▸ TASK DATA
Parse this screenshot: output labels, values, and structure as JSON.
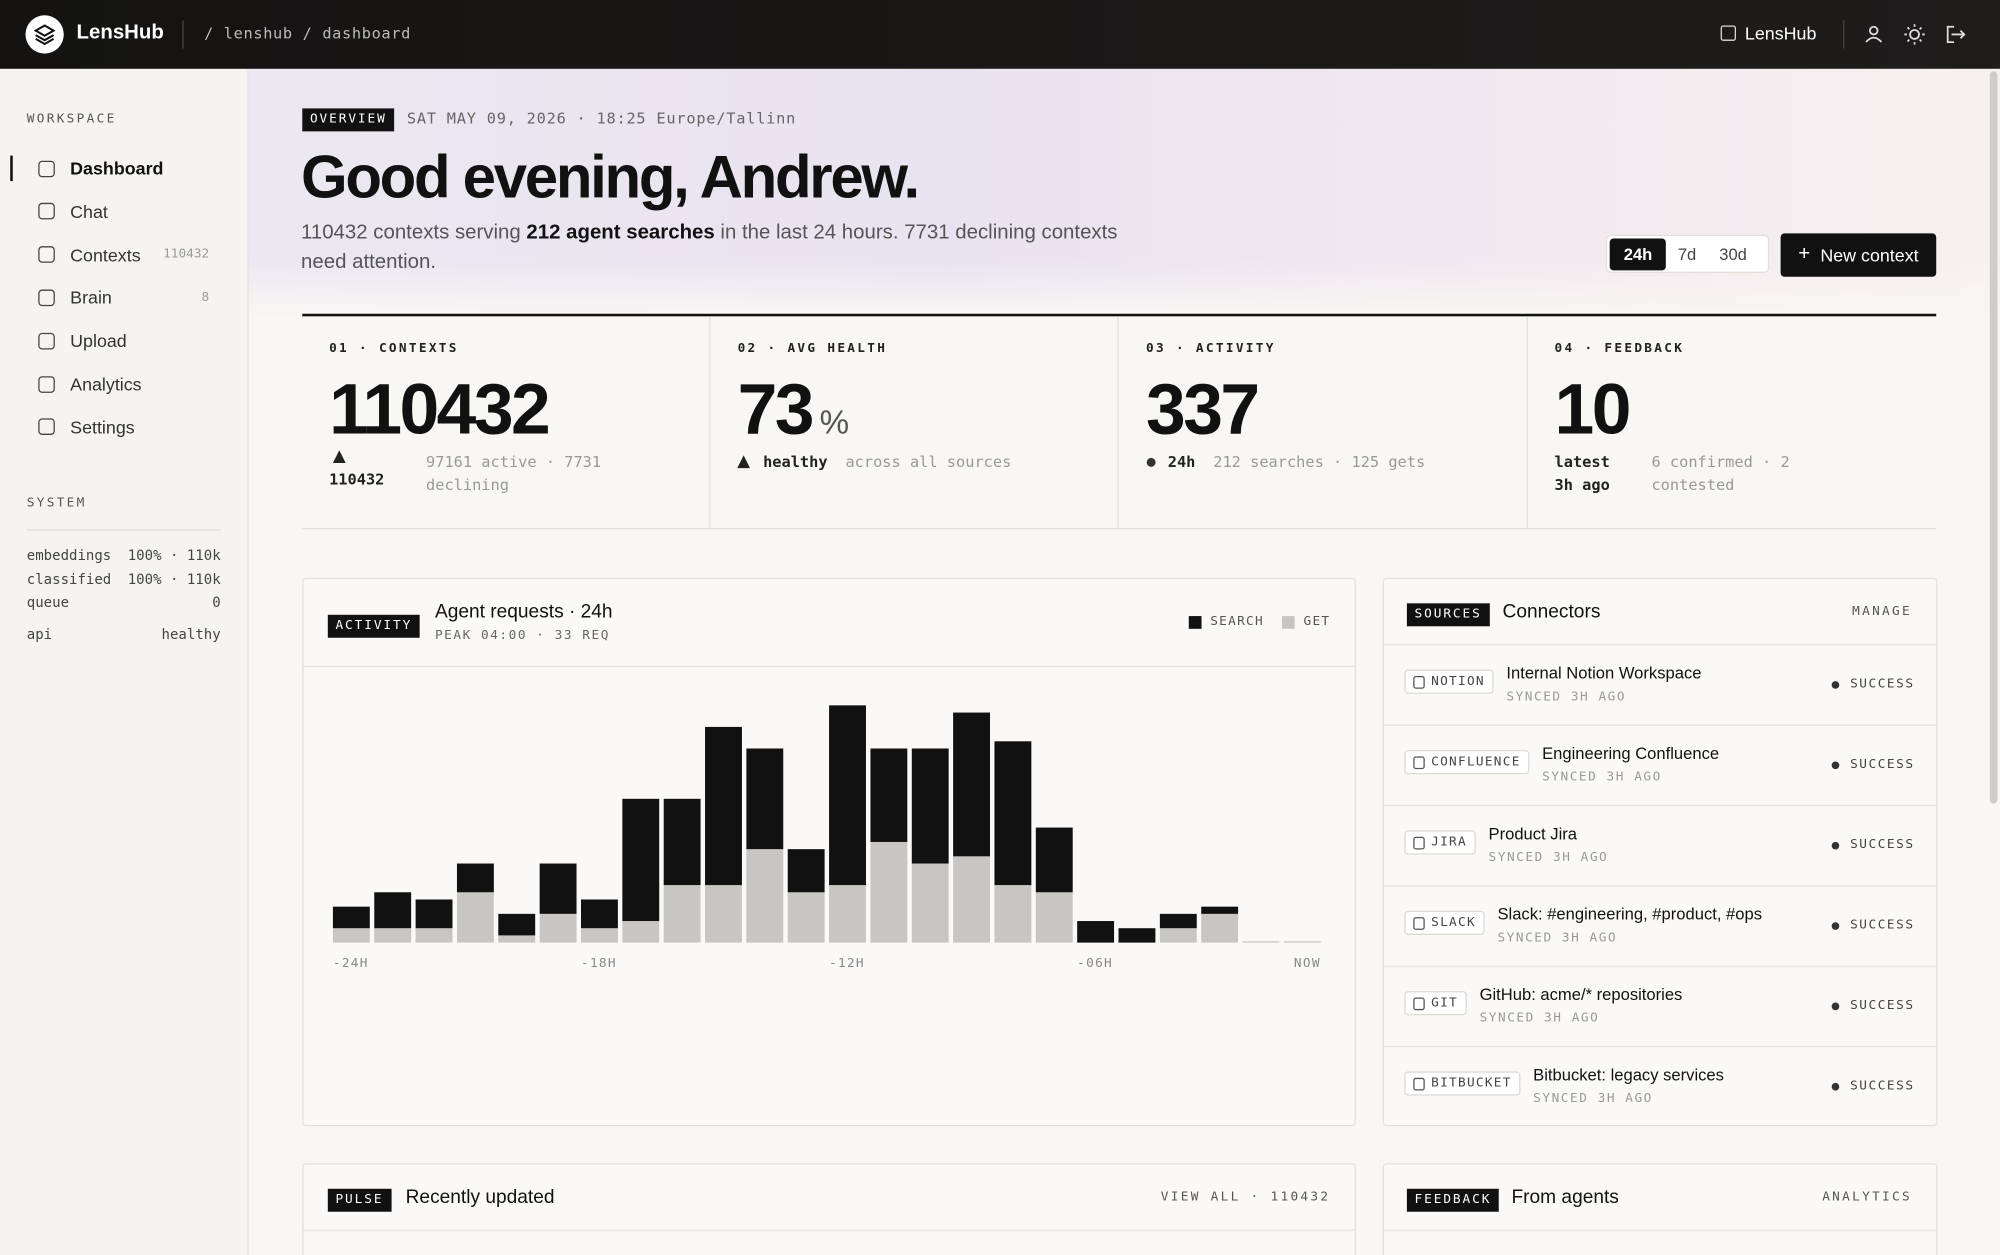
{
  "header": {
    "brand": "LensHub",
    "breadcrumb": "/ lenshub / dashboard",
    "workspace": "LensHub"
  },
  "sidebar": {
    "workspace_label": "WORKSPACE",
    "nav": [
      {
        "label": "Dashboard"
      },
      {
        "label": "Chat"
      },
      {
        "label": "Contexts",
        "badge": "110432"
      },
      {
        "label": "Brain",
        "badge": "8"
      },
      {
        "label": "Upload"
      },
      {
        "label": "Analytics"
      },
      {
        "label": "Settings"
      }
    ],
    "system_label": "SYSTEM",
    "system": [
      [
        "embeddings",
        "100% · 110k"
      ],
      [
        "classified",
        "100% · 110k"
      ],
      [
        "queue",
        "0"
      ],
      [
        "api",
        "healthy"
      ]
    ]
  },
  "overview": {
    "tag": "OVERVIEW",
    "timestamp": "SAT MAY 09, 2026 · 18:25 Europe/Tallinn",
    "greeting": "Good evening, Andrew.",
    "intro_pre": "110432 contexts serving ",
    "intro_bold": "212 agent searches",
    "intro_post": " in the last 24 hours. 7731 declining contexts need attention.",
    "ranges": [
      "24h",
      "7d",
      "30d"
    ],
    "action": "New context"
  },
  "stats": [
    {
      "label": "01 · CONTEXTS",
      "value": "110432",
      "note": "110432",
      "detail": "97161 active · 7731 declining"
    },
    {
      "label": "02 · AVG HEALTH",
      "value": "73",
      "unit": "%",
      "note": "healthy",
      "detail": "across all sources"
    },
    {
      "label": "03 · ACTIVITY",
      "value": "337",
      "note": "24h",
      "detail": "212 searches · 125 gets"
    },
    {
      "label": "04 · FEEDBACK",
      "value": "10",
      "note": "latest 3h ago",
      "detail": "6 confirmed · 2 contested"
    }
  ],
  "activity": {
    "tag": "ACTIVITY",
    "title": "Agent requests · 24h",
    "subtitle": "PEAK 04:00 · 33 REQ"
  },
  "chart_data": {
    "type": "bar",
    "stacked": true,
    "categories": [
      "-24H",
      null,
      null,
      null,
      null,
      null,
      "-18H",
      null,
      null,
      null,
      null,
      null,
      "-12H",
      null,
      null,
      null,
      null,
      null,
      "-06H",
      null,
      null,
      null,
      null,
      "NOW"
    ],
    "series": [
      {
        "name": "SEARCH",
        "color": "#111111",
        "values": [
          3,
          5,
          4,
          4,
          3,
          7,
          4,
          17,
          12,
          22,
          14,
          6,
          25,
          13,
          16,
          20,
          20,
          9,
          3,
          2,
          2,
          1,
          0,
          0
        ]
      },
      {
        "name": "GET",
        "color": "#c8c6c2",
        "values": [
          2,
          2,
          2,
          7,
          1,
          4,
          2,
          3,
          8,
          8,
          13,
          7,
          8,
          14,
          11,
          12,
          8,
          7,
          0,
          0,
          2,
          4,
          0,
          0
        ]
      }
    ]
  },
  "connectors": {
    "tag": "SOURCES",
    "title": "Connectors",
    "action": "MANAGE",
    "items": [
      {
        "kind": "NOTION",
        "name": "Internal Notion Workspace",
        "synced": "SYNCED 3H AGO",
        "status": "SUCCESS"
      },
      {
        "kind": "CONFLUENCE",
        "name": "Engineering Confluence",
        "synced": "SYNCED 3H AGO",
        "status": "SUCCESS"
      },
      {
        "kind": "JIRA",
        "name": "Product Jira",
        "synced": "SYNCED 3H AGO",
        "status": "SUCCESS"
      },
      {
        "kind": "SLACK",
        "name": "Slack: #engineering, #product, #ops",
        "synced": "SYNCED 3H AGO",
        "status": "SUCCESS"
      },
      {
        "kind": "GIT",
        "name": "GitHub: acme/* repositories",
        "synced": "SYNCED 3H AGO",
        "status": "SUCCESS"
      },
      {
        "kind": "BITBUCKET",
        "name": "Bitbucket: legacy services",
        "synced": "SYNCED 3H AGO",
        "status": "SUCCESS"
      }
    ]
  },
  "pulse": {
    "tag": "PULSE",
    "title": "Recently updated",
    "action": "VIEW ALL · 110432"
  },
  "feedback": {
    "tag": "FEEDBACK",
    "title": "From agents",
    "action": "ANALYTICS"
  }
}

▸ REQUIREMENTS
Report the number of lines that include the string "kind"; return nothing but the count.

▸ RESPONSE TO THIS TASK
6